• _What to work on_
Copy all lines holding the word "埇村社区工作人员在自考复习中" from the entries.

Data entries
****

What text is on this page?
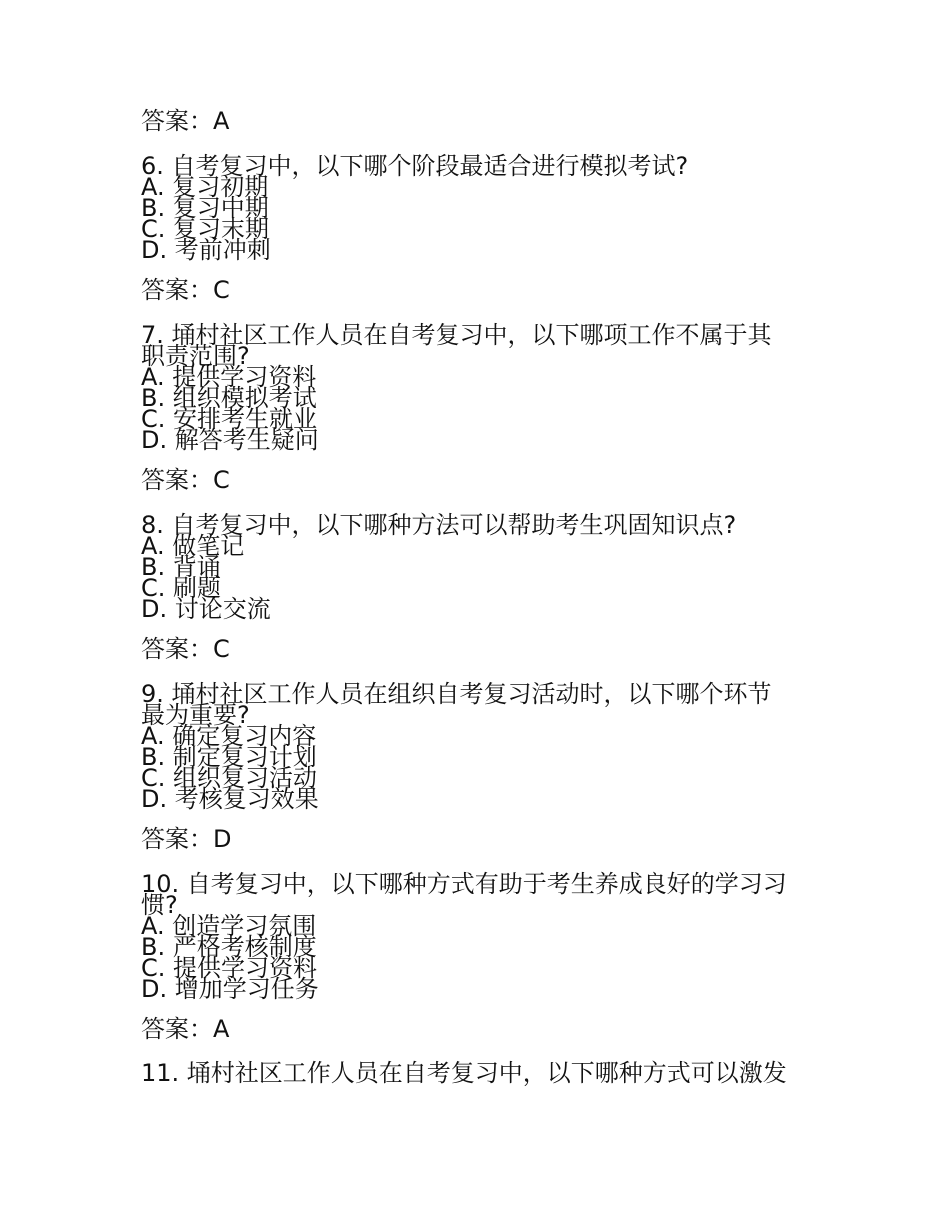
答案：A

6. 自考复习中，以下哪个阶段最适合进行模拟考试?

A. 复习初期

B. 复习中期

C. 复习末期

D. 考前冲刺

答案：C

7. 埇村社区工作人员在自考复习中，以下哪项工作不属于其
职责范围?

A. 提供学习资料

B. 组织模拟考试

C. 安排考生就业

D. 解答考生疑问

答案：C

8. 自考复习中，以下哪种方法可以帮助考生巩固知识点?

A. 做笔记

B. 背诵

C. 刷题

D. 讨论交流

答案：C

9. 埇村社区工作人员在组织自考复习活动时，以下哪个环节
最为重要?

A. 确定复习内容

B. 制定复习计划

C. 组织复习活动

D. 考核复习效果

答案：D

10. 自考复习中，以下哪种方式有助于考生养成良好的学习习
惯?

A. 创造学习氛围

B. 严格考核制度

C. 提供学习资料

D. 增加学习任务

答案：A

11. 埇村社区工作人员在自考复习中，以下哪种方式可以激发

****

• _Task result_
7. 埇村社区工作人员在自考复习中，以下哪项工作不属于其
11. 埇村社区工作人员在自考复习中，以下哪种方式可以激发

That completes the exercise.